==== Material for this task ====

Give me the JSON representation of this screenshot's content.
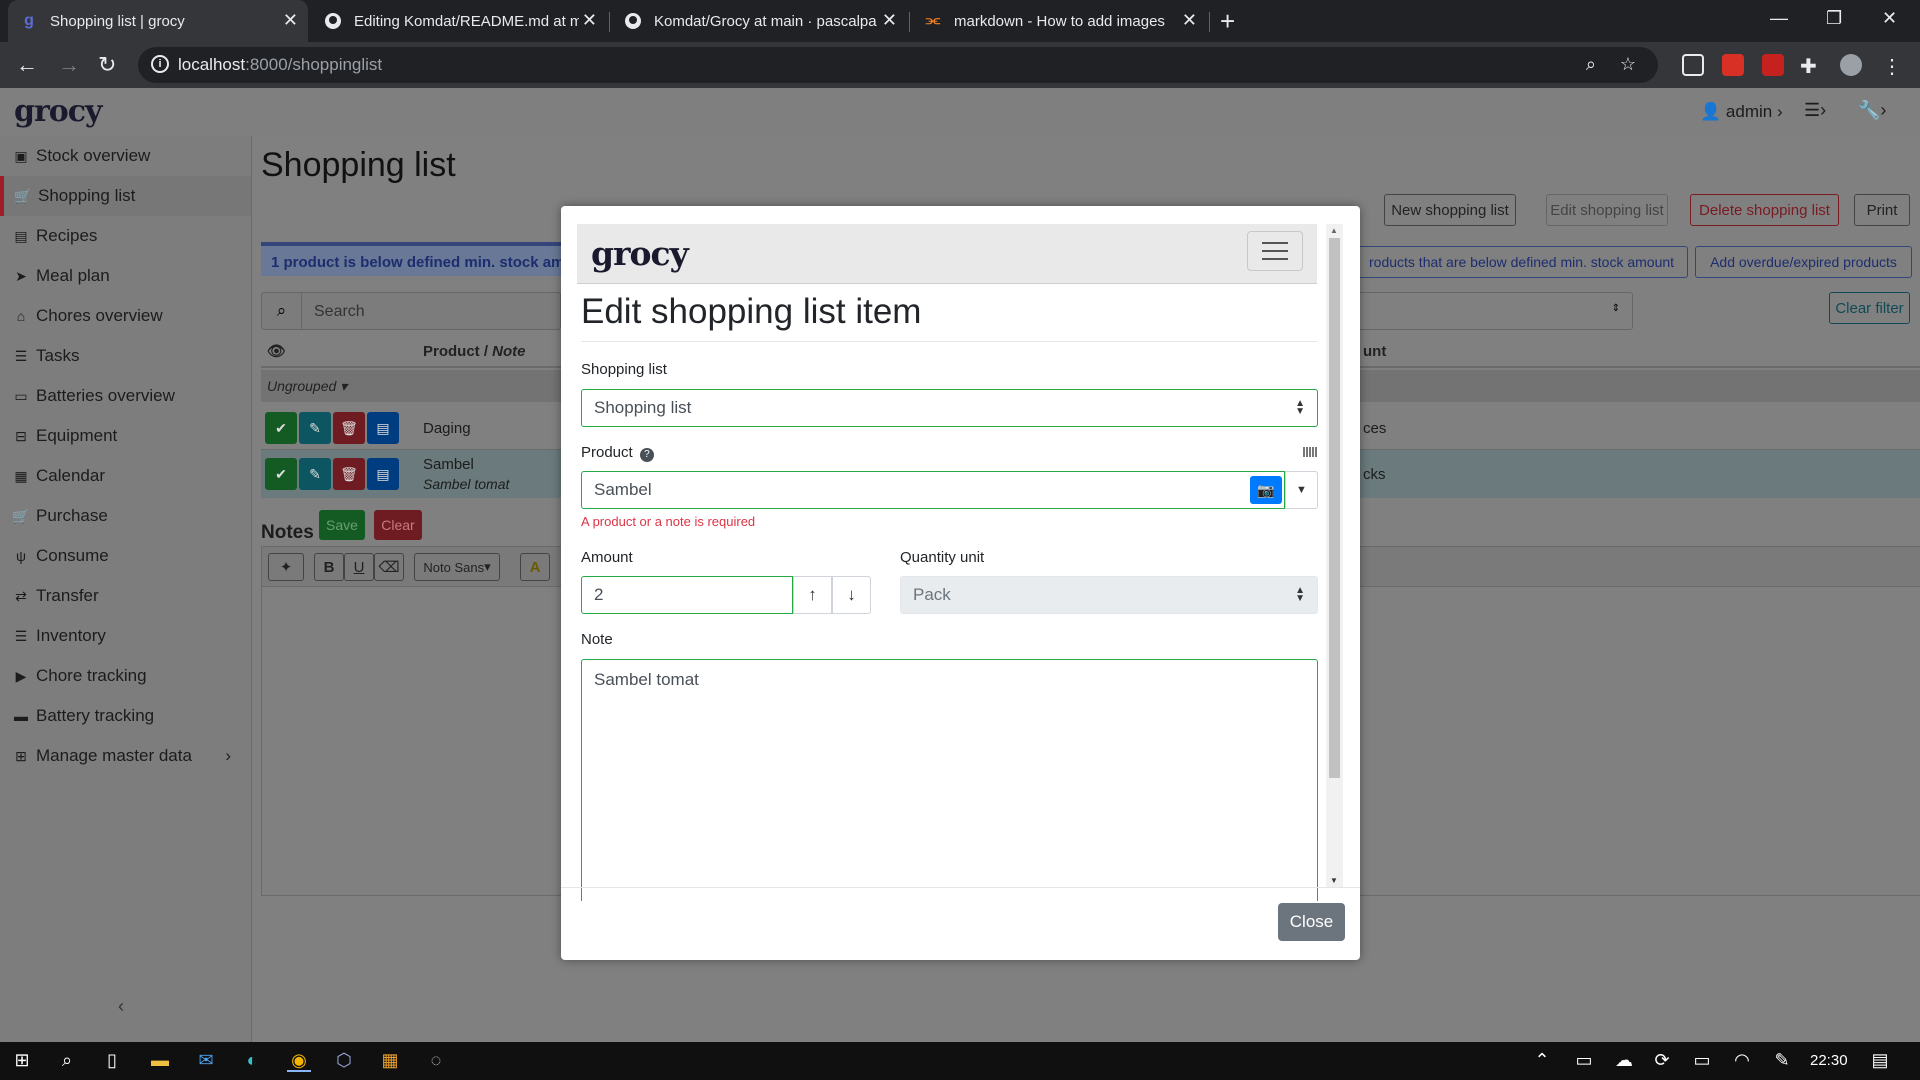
{
  "browser": {
    "tabs": [
      {
        "title": "Shopping list | grocy",
        "favicon": "g"
      },
      {
        "title": "Editing Komdat/README.md at m",
        "favicon": "github"
      },
      {
        "title": "Komdat/Grocy at main · pascalpa",
        "favicon": "github"
      },
      {
        "title": "markdown - How to add images",
        "favicon": "stackoverflow"
      }
    ],
    "url_host": "localhost",
    "url_path": ":8000/shoppinglist"
  },
  "app": {
    "logo": "grocy",
    "user": "admin"
  },
  "sidebar": {
    "items": [
      {
        "label": "Stock overview",
        "icon": "box-icon"
      },
      {
        "label": "Shopping list",
        "icon": "cart-icon"
      },
      {
        "label": "Recipes",
        "icon": "book-icon"
      },
      {
        "label": "Meal plan",
        "icon": "paper-plane-icon"
      },
      {
        "label": "Chores overview",
        "icon": "home-icon"
      },
      {
        "label": "Tasks",
        "icon": "list-icon"
      },
      {
        "label": "Batteries overview",
        "icon": "battery-icon"
      },
      {
        "label": "Equipment",
        "icon": "toolbox-icon"
      },
      {
        "label": "Calendar",
        "icon": "calendar-icon"
      },
      {
        "label": "Purchase",
        "icon": "cart-plus-icon"
      },
      {
        "label": "Consume",
        "icon": "utensils-icon"
      },
      {
        "label": "Transfer",
        "icon": "exchange-icon"
      },
      {
        "label": "Inventory",
        "icon": "list-icon"
      },
      {
        "label": "Chore tracking",
        "icon": "play-icon"
      },
      {
        "label": "Battery tracking",
        "icon": "car-battery-icon"
      },
      {
        "label": "Manage master data",
        "icon": "table-icon"
      }
    ]
  },
  "main": {
    "title": "Shopping list",
    "buttons": {
      "new": "New shopping list",
      "edit": "Edit shopping list",
      "delete": "Delete shopping list",
      "print": "Print",
      "add_below_min": "roducts that are below defined min. stock amount",
      "add_overdue": "Add overdue/expired products",
      "clear_filter": "Clear filter"
    },
    "alert": "1 product is below defined min. stock amou",
    "search_placeholder": "Search",
    "table": {
      "col_product": "Product / ",
      "col_note": "Note",
      "col_amount": "unt",
      "group": "Ungrouped",
      "rows": [
        {
          "product": "Daging",
          "note": "",
          "amount": "ces"
        },
        {
          "product": "Sambel",
          "note": "Sambel tomat",
          "amount": "cks"
        }
      ]
    },
    "notes": {
      "title": "Notes",
      "save": "Save",
      "clear": "Clear",
      "font": "Noto Sans"
    }
  },
  "modal": {
    "logo": "grocy",
    "title": "Edit shopping list item",
    "shopping_list_label": "Shopping list",
    "shopping_list_value": "Shopping list",
    "product_label": "Product",
    "product_value": "Sambel",
    "product_error": "A product or a note is required",
    "amount_label": "Amount",
    "amount_value": "2",
    "qu_label": "Quantity unit",
    "qu_value": "Pack",
    "note_label": "Note",
    "note_value": "Sambel tomat",
    "close": "Close"
  },
  "taskbar": {
    "time": "22:30"
  },
  "colors": {
    "success": "#28a745",
    "danger": "#dc3545",
    "primary": "#007bff",
    "info": "#17a2b8",
    "secondary": "#6c757d"
  }
}
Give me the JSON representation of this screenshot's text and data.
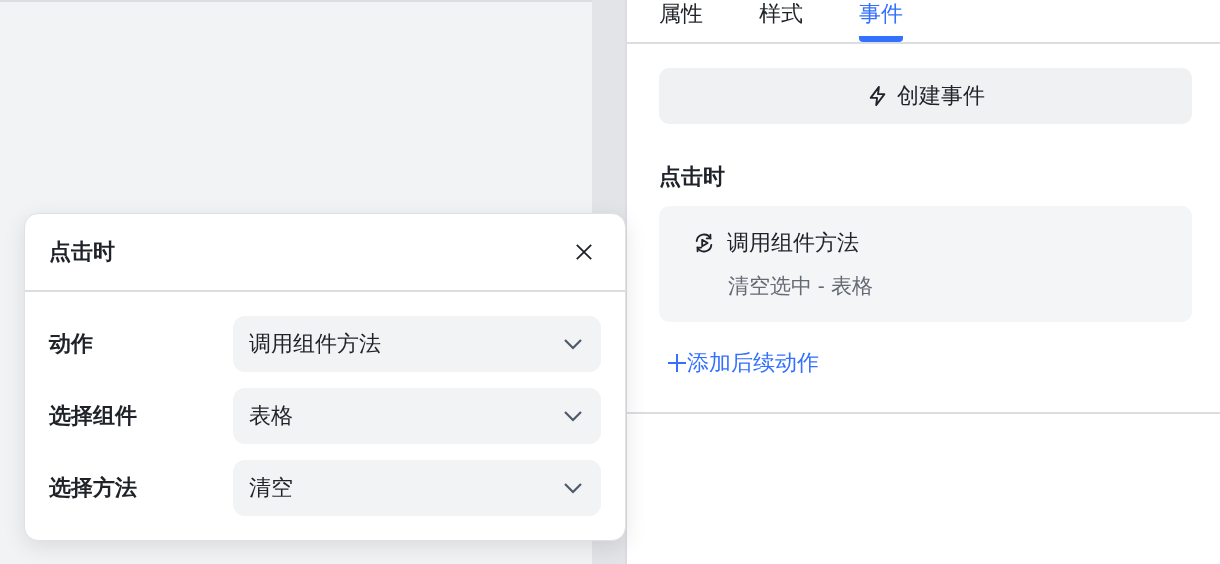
{
  "tabs": [
    {
      "label": "属性",
      "selected": false
    },
    {
      "label": "样式",
      "selected": false
    },
    {
      "label": "事件",
      "selected": true
    }
  ],
  "create_button": {
    "label": "创建事件"
  },
  "event_section": {
    "title": "点击时",
    "actions": [
      {
        "title": "调用组件方法",
        "detail": "清空选中 - 表格"
      }
    ],
    "add_link": "添加后续动作"
  },
  "popup": {
    "title": "点击时",
    "fields": [
      {
        "label": "动作",
        "value": "调用组件方法"
      },
      {
        "label": "选择组件",
        "value": "表格"
      },
      {
        "label": "选择方法",
        "value": "清空"
      }
    ]
  }
}
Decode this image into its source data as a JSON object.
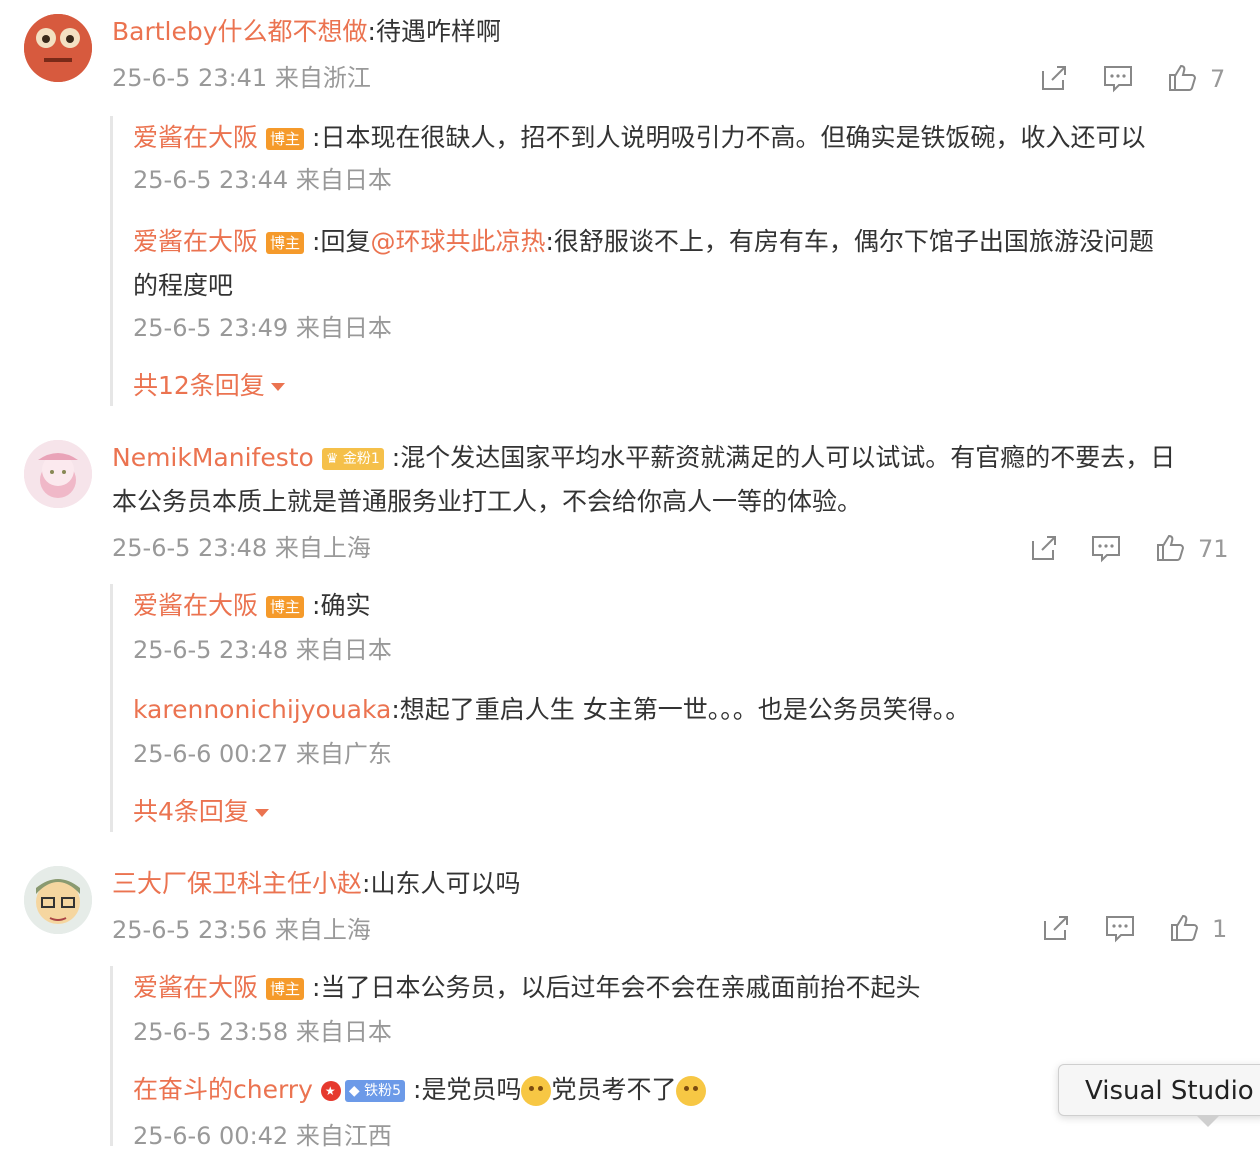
{
  "colors": {
    "username": "#eb7350",
    "meta": "#999999",
    "host_badge": "#f59a2b"
  },
  "comments": [
    {
      "username": "Bartleby什么都不想做",
      "text": ":待遇咋样啊",
      "meta": "25-6-5 23:41 来自浙江",
      "likes": "7",
      "replies": [
        {
          "username": "爱酱在大阪",
          "badge": "博主",
          "text": ":日本现在很缺人，招不到人说明吸引力不高。但确实是铁饭碗，收入还可以",
          "meta": "25-6-5 23:44 来自日本"
        },
        {
          "username": "爱酱在大阪",
          "badge": "博主",
          "text_prefix": ":回复",
          "mention": "@环球共此凉热",
          "text": ":很舒服谈不上，有房有车，偶尔下馆子出国旅游没问题",
          "text_line2": "的程度吧",
          "meta": "25-6-5 23:49 来自日本"
        }
      ],
      "more_replies": "共12条回复"
    },
    {
      "username": "NemikManifesto",
      "badge": "金粉1",
      "text": ":混个发达国家平均水平薪资就满足的人可以试试。有官瘾的不要去，日",
      "text_line2": "本公务员本质上就是普通服务业打工人，不会给你高人一等的体验。",
      "meta": "25-6-5 23:48 来自上海",
      "likes": "71",
      "replies": [
        {
          "username": "爱酱在大阪",
          "badge": "博主",
          "text": ":确实",
          "meta": "25-6-5 23:48 来自日本"
        },
        {
          "username": "karennonichijyouaka",
          "text": ":想起了重启人生 女主第一世。。。也是公务员笑得。。",
          "meta": "25-6-6 00:27 来自广东"
        }
      ],
      "more_replies": "共4条回复"
    },
    {
      "username": "三大厂保卫科主任小赵",
      "text": ":山东人可以吗",
      "meta": "25-6-5 23:56 来自上海",
      "likes": "1",
      "replies": [
        {
          "username": "爱酱在大阪",
          "badge": "博主",
          "text": ":当了日本公务员，以后过年会不会在亲戚面前抬不起头",
          "meta": "25-6-5 23:58 来自日本"
        },
        {
          "username": "在奋斗的cherry",
          "badge": "铁粉5",
          "text": ":是党员吗",
          "text_mid": "党员考不了",
          "meta": "25-6-6 00:42 来自江西"
        }
      ]
    }
  ],
  "tooltip": "Visual Studio"
}
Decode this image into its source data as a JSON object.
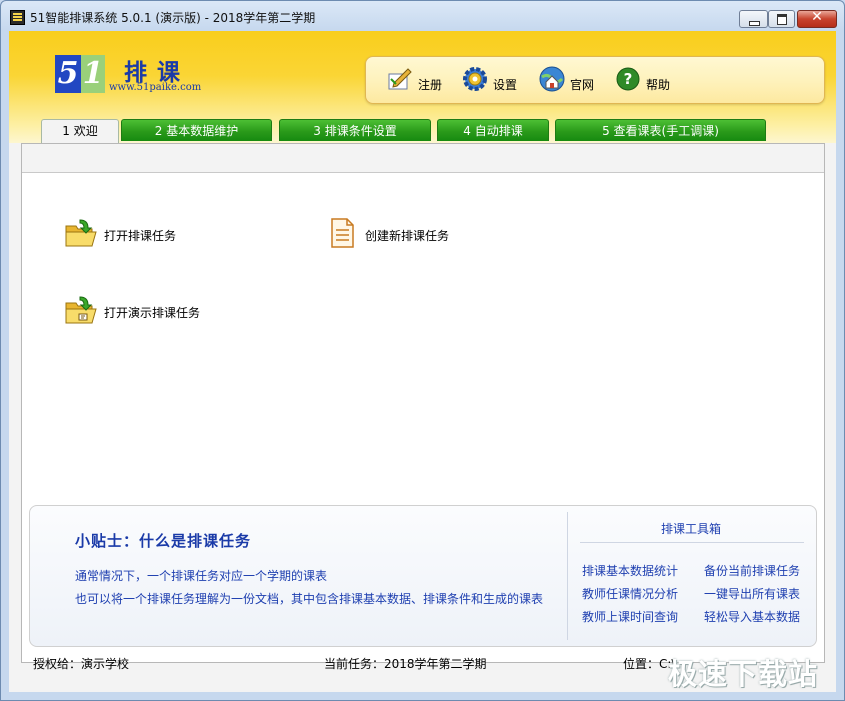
{
  "window": {
    "title": "51智能排课系统 5.0.1 (演示版) - 2018学年第二学期",
    "controls": {
      "close": "✕"
    }
  },
  "logo": {
    "digit_5": "5",
    "digit_1": "1",
    "text": "排课",
    "url": "www.51paike.com"
  },
  "toolbar": [
    {
      "label": "注册",
      "icon": "register-pen-icon"
    },
    {
      "label": "设置",
      "icon": "gear-settings-icon"
    },
    {
      "label": "官网",
      "icon": "home-globe-icon"
    },
    {
      "label": "帮助",
      "icon": "help-question-icon"
    }
  ],
  "tabs": [
    {
      "label": "1 欢迎",
      "active": true
    },
    {
      "label": "2 基本数据维护"
    },
    {
      "label": "3 排课条件设置"
    },
    {
      "label": "4 自动排课"
    },
    {
      "label": "5 查看课表(手工调课)"
    }
  ],
  "actions": {
    "open_task": "打开排课任务",
    "new_task": "创建新排课任务",
    "open_demo": "打开演示排课任务"
  },
  "tips": {
    "title": "小贴士：什么是排课任务",
    "line1": "通常情况下，一个排课任务对应一个学期的课表",
    "line2": "也可以将一个排课任务理解为一份文档，其中包含排课基本数据、排课条件和生成的课表"
  },
  "toolbox": {
    "title": "排课工具箱",
    "links": [
      "排课基本数据统计",
      "备份当前排课任务",
      "教师任课情况分析",
      "一键导出所有课表",
      "教师上课时间查询",
      "轻松导入基本数据"
    ]
  },
  "status": {
    "license": "授权给：演示学校",
    "current_task": "当前任务：2018学年第二学期",
    "location": "位置：C:\\"
  },
  "watermark": "极速下载站",
  "colors": {
    "accent_blue": "#1e3fb0",
    "tab_green": "#2a9a1a",
    "banner_yellow": "#f9ce1c"
  }
}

====

Pull out every line above that holds the word "meta".

• **Task result**
    "meta": "#999999",
      "meta": "25-6-5 23:41 来自浙江",
          "meta": "25-6-5 23:44 来自日本"
          "meta": "25-6-5 23:49 来自日本"
      "meta": "25-6-5 23:48 来自上海",
          "meta": "25-6-5 23:48 来自日本"
          "meta": "25-6-6 00:27 来自广东"
      "meta": "25-6-5 23:56 来自上海",
          "meta": "25-6-5 23:58 来自日本"
          "meta": "25-6-6 00:42 来自江西"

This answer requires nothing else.